_INSTRUCTION_
Scan the entries below. List each line with "края".

_TASK DATA_
----------
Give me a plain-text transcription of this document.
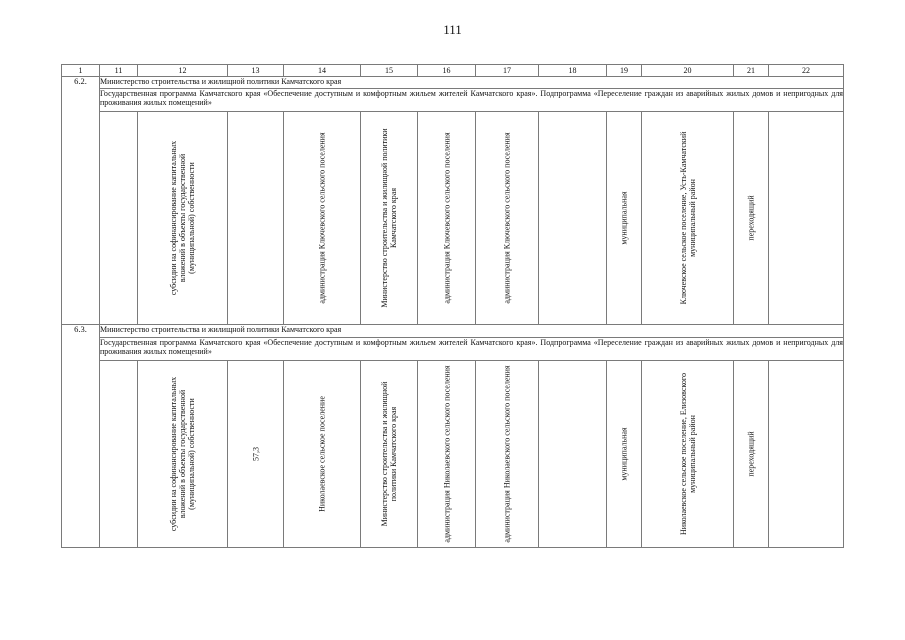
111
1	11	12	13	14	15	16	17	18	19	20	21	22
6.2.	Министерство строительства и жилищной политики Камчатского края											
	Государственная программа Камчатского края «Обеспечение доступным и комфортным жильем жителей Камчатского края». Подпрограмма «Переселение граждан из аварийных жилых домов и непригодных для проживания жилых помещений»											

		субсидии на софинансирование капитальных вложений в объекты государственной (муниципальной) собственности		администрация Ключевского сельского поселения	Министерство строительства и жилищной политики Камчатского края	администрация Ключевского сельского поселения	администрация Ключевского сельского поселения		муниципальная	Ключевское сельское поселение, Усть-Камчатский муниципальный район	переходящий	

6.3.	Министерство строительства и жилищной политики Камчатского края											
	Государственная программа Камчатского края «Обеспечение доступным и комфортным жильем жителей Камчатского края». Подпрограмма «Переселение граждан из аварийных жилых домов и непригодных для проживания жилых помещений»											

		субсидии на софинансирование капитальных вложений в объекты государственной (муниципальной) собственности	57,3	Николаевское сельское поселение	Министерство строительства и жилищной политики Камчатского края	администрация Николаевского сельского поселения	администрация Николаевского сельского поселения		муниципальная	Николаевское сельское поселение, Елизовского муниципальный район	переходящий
----------
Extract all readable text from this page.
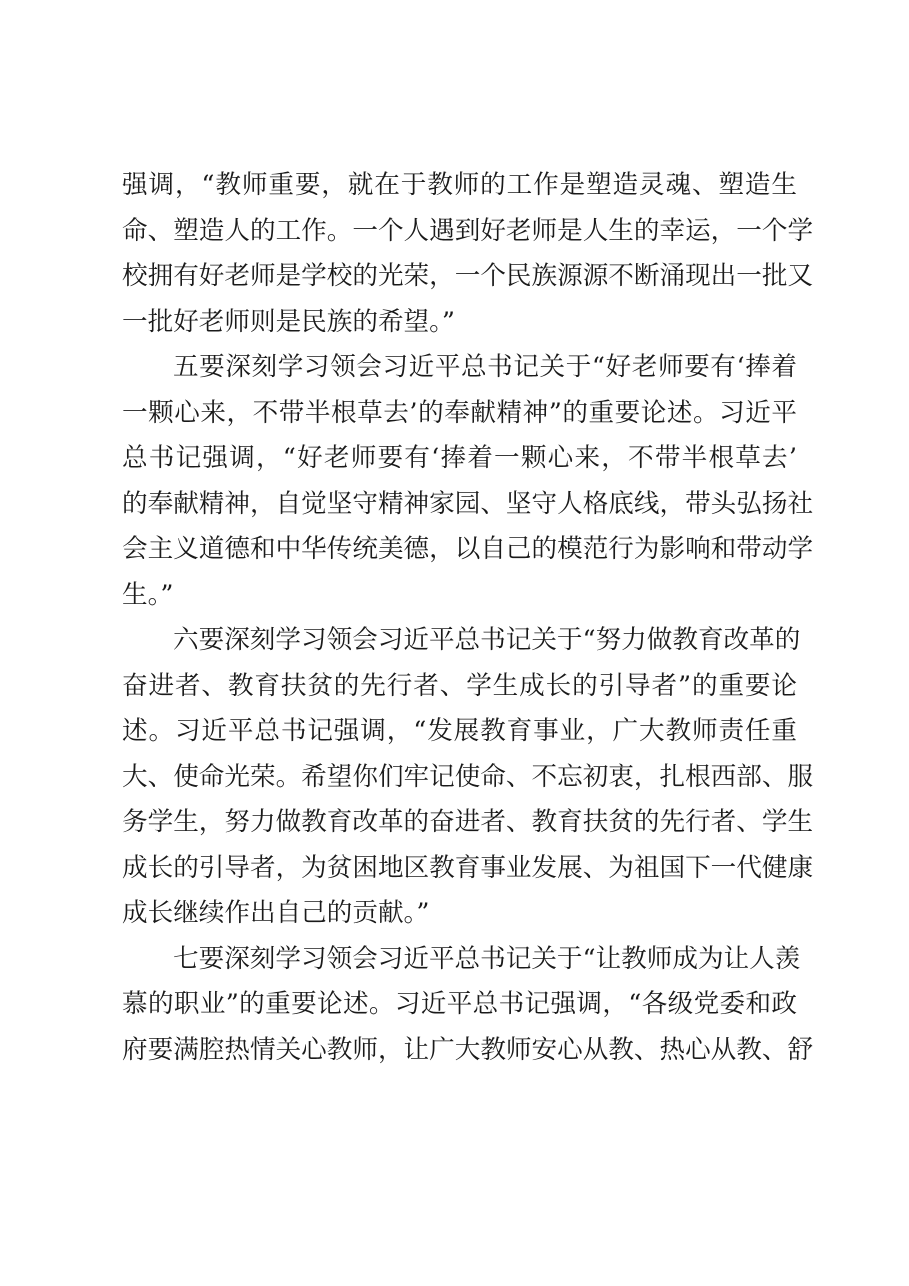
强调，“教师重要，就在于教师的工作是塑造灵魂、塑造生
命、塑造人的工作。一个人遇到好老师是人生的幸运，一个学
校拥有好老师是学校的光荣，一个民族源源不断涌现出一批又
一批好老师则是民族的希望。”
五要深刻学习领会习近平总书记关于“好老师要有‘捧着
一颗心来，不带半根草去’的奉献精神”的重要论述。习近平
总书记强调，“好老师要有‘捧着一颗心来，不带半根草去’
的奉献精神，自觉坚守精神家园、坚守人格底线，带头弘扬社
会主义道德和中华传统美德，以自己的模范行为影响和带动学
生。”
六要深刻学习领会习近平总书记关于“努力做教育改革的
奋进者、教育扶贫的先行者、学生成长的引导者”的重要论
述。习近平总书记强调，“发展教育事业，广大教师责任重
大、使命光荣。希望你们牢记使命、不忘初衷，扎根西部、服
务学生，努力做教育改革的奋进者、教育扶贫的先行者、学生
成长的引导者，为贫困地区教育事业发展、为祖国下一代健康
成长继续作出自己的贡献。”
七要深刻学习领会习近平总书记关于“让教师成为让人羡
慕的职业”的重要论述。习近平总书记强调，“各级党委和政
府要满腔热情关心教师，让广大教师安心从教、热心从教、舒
----------
_SOLVED EXERCISE_
6.2.	Министерство строительства и жилищной политики Камчатского края											
	Государственная программа Камчатского края «Обеспечение доступным и комфортным жильем жителей Камчатского края». Подпрограмма «Переселение граждан из аварийных жилых домов и непригодных для проживания жилых помещений»											
		субсидии на софинансирование капитальных вложений в объекты государственной (муниципальной) собственности		администрация Ключевского сельского поселения	Министерство строительства и жилищной политики Камчатского края	администрация Ключевского сельского поселения	администрация Ключевского сельского поселения		муниципальная	Ключевское сельское поселение, Усть-Камчатский муниципальный район	переходящий	
6.3.	Министерство строительства и жилищной политики Камчатского края											
	Государственная программа Камчатского края «Обеспечение доступным и комфортным жильем жителей Камчатского края». Подпрограмма «Переселение граждан из аварийных жилых домов и непригодных для проживания жилых помещений»											
		субсидии на софинансирование капитальных вложений в объекты государственной (муниципальной) собственности	57,3	Николаевское сельское поселение	Министерство строительства и жилищной политики Камчатского края	администрация Николаевского сельского поселения	администрация Николаевского сельского поселения		муниципальная	Николаевское сельское поселение, Елизовского муниципальный район	переходящий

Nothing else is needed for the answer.